==== Data for this exercise ====

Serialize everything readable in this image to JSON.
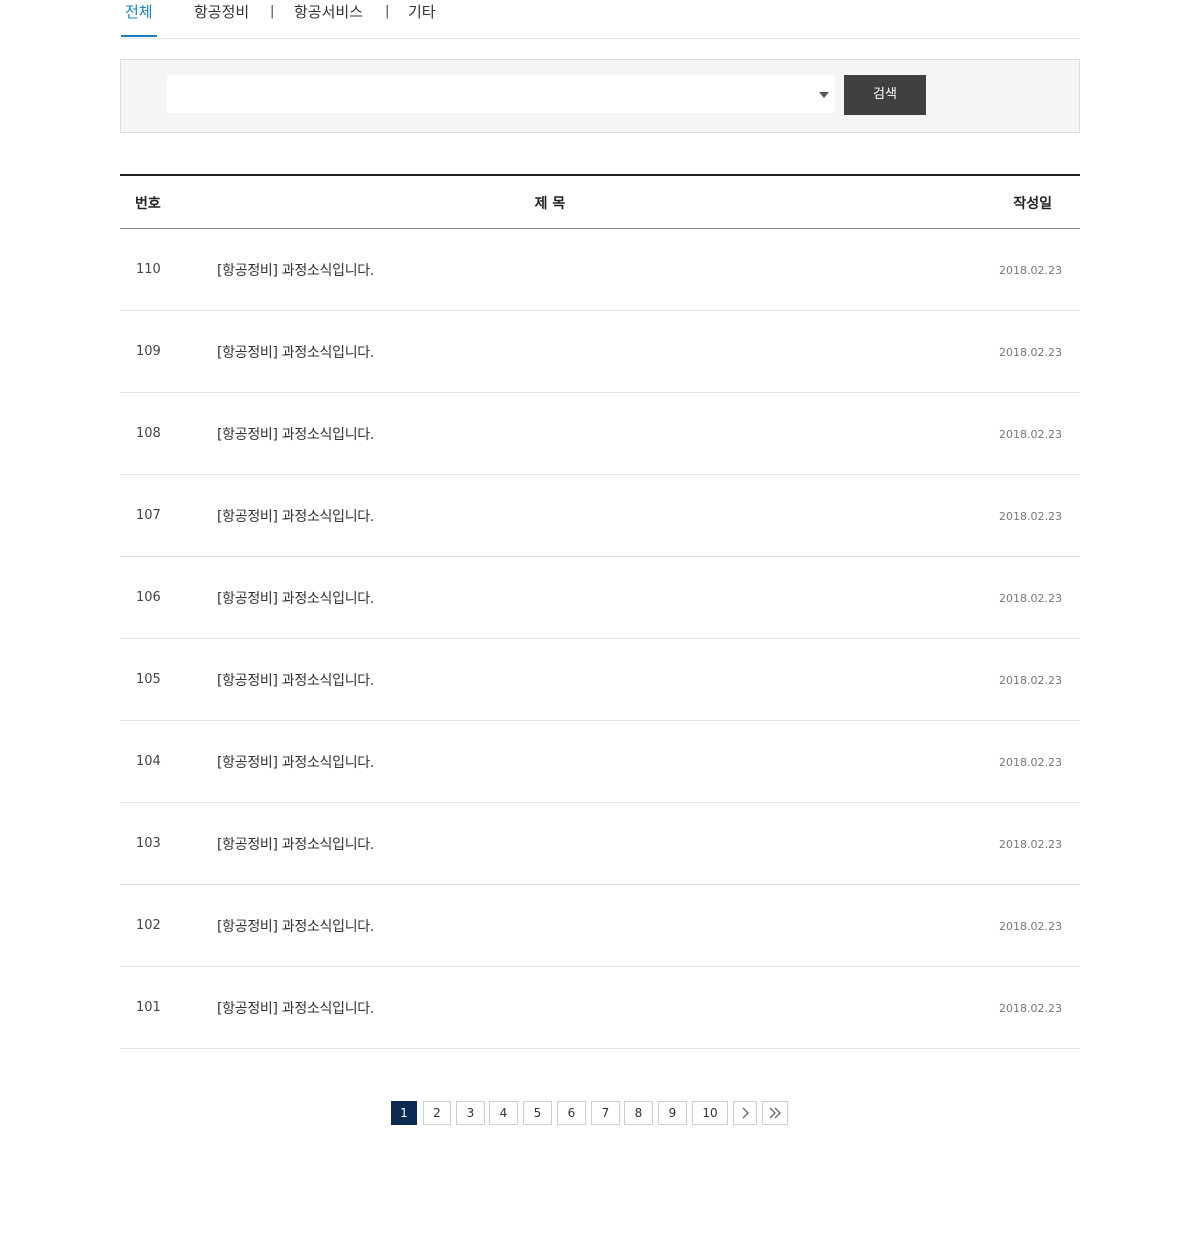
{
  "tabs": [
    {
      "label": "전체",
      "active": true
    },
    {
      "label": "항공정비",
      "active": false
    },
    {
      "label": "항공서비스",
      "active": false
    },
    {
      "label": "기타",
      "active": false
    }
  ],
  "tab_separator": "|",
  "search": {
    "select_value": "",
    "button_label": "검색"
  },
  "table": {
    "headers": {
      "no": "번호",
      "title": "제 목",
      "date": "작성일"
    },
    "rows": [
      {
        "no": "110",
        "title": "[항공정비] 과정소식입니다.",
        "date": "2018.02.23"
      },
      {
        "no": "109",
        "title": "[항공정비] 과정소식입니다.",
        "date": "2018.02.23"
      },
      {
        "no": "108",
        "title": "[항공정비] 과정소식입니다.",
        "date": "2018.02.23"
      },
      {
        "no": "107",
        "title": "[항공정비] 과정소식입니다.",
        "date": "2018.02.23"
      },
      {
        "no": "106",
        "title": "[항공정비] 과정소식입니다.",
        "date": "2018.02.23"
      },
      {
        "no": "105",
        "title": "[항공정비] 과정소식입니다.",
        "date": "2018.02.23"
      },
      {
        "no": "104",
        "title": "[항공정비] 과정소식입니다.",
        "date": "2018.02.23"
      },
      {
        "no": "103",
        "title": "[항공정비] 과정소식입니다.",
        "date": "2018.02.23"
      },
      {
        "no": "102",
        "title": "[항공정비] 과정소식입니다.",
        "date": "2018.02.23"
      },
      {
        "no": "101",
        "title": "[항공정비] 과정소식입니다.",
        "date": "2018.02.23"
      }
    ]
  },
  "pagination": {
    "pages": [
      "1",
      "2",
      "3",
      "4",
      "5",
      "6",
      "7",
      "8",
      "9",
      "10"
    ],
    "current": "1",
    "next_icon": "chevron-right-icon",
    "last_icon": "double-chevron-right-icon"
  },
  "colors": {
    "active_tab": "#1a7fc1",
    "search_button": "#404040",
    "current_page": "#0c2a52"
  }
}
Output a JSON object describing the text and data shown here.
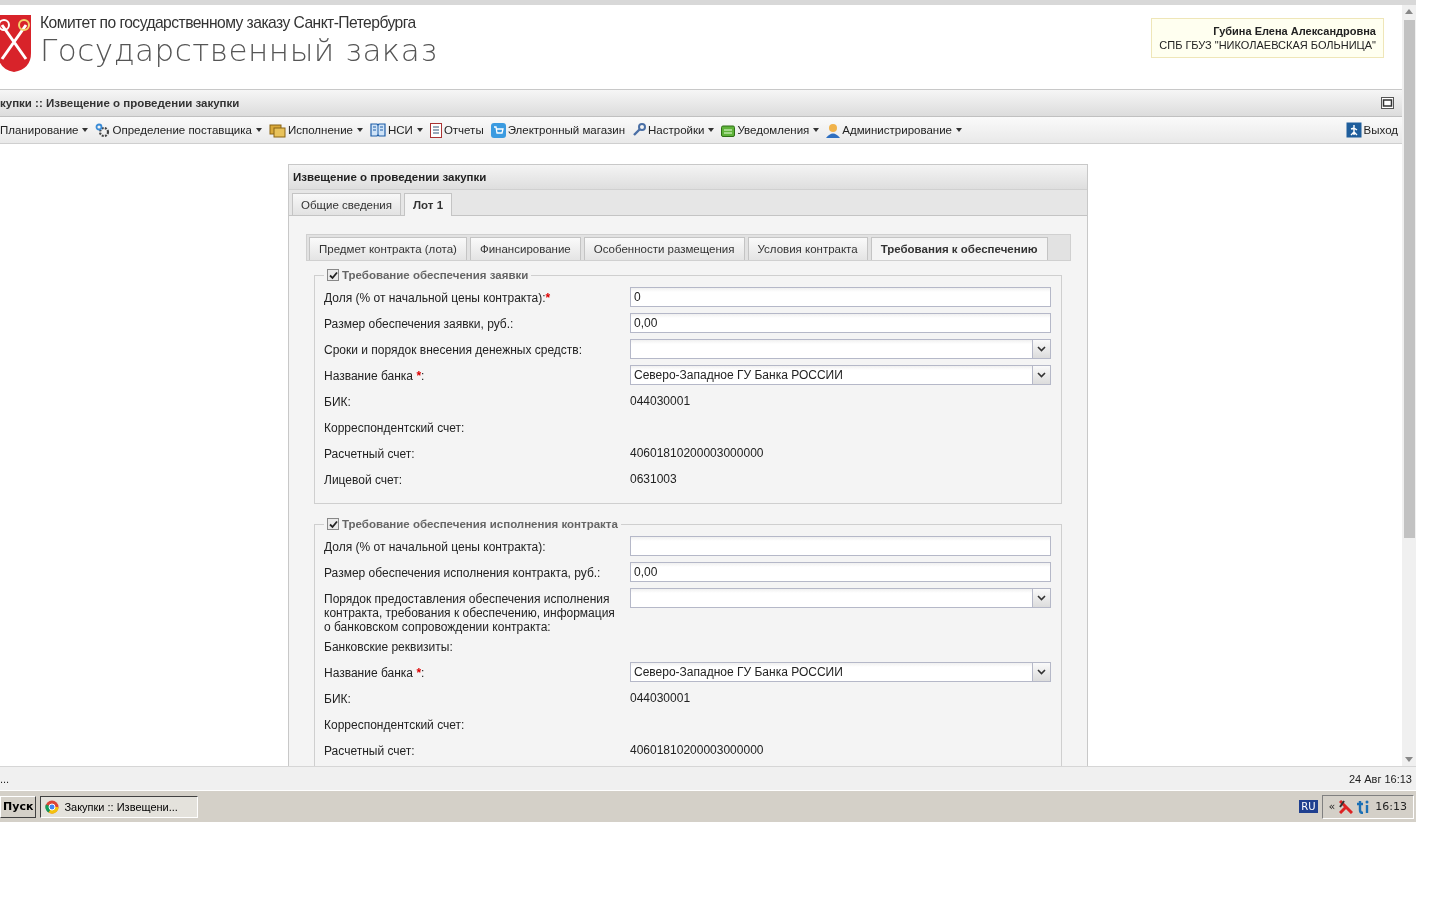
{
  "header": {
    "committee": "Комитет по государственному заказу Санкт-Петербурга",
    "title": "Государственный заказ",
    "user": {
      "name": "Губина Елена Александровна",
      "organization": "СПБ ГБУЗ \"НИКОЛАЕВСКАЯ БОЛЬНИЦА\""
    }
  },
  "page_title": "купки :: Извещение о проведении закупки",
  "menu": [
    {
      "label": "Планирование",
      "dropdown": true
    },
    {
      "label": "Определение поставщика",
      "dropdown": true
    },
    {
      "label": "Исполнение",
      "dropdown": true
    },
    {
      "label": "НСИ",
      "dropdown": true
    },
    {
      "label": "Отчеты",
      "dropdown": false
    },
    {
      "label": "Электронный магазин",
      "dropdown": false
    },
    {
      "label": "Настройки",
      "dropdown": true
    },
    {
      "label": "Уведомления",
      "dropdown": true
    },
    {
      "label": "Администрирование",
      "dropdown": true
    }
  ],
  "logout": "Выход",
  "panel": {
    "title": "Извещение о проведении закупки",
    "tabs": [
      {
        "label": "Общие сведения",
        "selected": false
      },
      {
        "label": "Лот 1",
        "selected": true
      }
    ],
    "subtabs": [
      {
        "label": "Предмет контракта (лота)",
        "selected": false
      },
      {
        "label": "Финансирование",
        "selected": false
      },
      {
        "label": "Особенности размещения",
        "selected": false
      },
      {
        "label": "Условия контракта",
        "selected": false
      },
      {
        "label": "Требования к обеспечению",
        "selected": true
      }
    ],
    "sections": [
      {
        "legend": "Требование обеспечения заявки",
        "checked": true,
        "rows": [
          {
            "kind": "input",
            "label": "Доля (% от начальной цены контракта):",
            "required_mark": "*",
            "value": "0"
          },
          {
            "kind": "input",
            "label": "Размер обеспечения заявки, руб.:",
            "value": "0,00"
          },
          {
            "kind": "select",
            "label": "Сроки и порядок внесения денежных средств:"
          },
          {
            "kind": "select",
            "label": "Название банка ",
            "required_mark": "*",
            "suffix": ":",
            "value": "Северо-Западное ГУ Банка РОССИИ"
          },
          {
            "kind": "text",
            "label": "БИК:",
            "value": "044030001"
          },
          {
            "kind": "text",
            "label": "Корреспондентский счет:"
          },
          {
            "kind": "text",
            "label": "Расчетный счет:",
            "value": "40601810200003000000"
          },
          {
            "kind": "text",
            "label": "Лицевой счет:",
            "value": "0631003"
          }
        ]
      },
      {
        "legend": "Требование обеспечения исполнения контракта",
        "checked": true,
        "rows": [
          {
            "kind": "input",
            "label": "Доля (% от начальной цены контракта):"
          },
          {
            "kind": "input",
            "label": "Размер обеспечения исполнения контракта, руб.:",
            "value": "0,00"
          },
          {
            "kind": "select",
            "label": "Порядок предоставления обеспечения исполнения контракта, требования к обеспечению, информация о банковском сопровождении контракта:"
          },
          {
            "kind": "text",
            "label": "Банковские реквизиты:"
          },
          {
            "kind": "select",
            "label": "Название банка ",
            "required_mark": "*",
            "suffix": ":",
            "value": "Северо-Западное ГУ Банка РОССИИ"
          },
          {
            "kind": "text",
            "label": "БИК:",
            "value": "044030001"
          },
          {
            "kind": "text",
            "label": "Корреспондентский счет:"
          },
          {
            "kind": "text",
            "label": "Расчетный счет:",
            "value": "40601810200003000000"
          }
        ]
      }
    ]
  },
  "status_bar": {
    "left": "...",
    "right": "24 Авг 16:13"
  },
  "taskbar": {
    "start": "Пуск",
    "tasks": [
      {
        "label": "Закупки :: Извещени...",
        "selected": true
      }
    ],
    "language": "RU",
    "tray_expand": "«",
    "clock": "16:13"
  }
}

====

Establish how many lines of the records contain the string "icon" and state that number without elaboration.

#### [Answer below]
2